— Start of Data provided —

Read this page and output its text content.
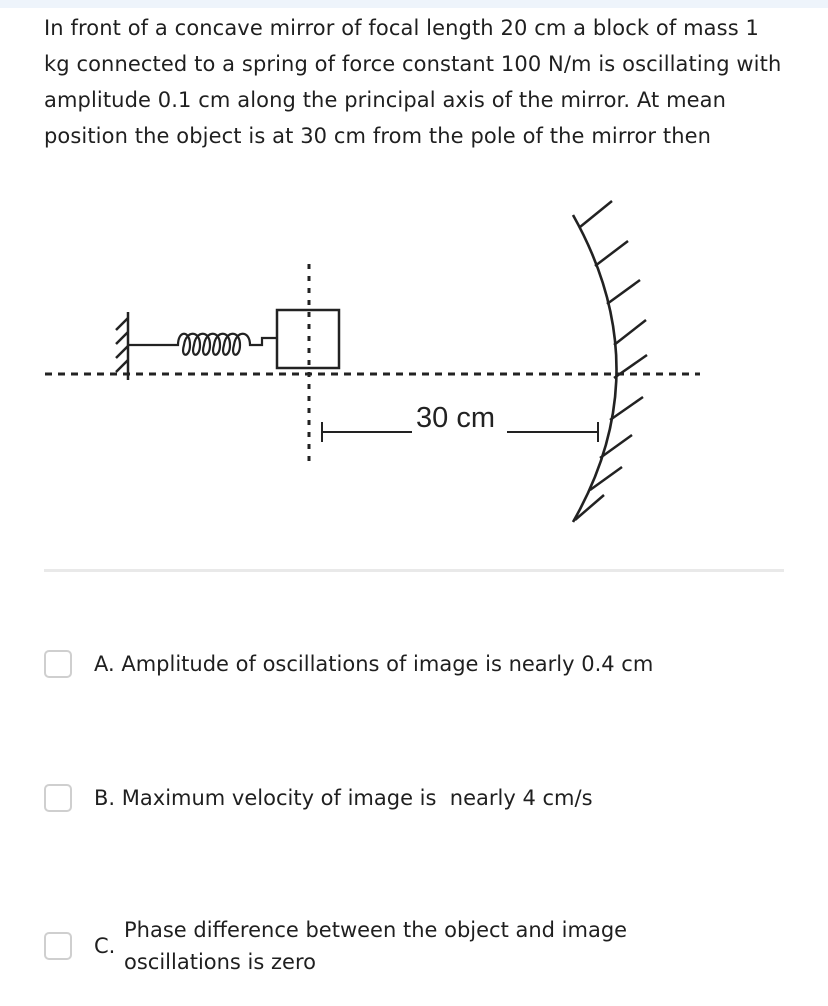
In front of a concave mirror of focal length 20 cm a block of mass 1 kg connected to a spring of force constant 100 N/m is oscillating with amplitude 0.1 cm along the principal axis of the mirror. At mean position the object is at 30 cm from the pole of the mirror then
30 cm
A. Amplitude of oscillations of image is nearly 0.4 cm
B. Maximum velocity of image is  nearly 4 cm/s
C.
Phase difference between the object and image
oscillations is zero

— End of Data provided —

▶ [What is required] Transcribe the records above verbatim. Do not carry over any picture.

▶ [Expected answer]
Read this page and output its text content.
In front of a concave mirror of focal length 20 cm a block of mass 1 kg connected to a spring of force constant 100 N/m is oscillating with amplitude 0.1 cm along the principal axis of the mirror. At mean position the object is at 30 cm from the pole of the mirror then
30 cm
A. Amplitude of oscillations of image is nearly 0.4 cm
B. Maximum velocity of image is  nearly 4 cm/s
C.
Phase difference between the object and image
oscillations is zero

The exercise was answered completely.